▶ _WRITTEN INSTRUCTION_: Give the material again in full, matching it exactly.

▶ _EXERCISE MATERIAL_:
★ ★ ★ ★ ★ ★ ★
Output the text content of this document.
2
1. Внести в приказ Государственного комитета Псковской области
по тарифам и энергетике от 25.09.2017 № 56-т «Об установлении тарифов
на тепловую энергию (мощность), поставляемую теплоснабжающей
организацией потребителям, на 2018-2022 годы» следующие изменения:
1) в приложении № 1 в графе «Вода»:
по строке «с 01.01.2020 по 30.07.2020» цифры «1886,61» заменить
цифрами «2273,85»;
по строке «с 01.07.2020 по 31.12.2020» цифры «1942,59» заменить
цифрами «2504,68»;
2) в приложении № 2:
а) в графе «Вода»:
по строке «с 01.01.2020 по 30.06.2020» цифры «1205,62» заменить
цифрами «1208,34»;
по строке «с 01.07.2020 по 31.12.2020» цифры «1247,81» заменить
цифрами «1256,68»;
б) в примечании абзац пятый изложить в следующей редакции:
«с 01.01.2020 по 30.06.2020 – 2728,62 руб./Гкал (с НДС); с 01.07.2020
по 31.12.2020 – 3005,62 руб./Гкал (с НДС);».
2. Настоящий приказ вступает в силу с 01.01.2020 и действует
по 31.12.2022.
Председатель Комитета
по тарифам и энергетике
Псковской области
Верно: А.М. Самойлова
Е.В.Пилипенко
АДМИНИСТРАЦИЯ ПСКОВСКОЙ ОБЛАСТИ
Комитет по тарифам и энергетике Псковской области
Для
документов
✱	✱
★ ★ ★ ★ ★ ★ ★
▶ _SOLUTION_:
Output the text content of this document.
2
1. Внести в приказ Государственного комитета Псковской области
по тарифам и энергетике от 25.09.2017 № 56-т «Об установлении тарифов
на тепловую энергию (мощность), поставляемую теплоснабжающей
организацией потребителям, на 2018-2022 годы» следующие изменения:
1) в приложении № 1 в графе «Вода»:
по строке «с 01.01.2020 по 30.07.2020» цифры «1886,61» заменить
цифрами «2273,85»;
по строке «с 01.07.2020 по 31.12.2020» цифры «1942,59» заменить
цифрами «2504,68»;
2) в приложении № 2:
а) в графе «Вода»:
по строке «с 01.01.2020 по 30.06.2020» цифры «1205,62» заменить
цифрами «1208,34»;
по строке «с 01.07.2020 по 31.12.2020» цифры «1247,81» заменить
цифрами «1256,68»;
б) в примечании абзац пятый изложить в следующей редакции:
«с 01.01.2020 по 30.06.2020 – 2728,62 руб./Гкал (с НДС); с 01.07.2020
по 31.12.2020 – 3005,62 руб./Гкал (с НДС);».
2. Настоящий приказ вступает в силу с 01.01.2020 и действует
по 31.12.2022.
Председатель Комитета
по тарифам и энергетике
Псковской области
Верно: А.М. Самойлова
Е.В.Пилипенко
АДМИНИСТРАЦИЯ ПСКОВСКОЙ ОБЛАСТИ
Комитет по тарифам и энергетике Псковской области
Для
документов
✱	✱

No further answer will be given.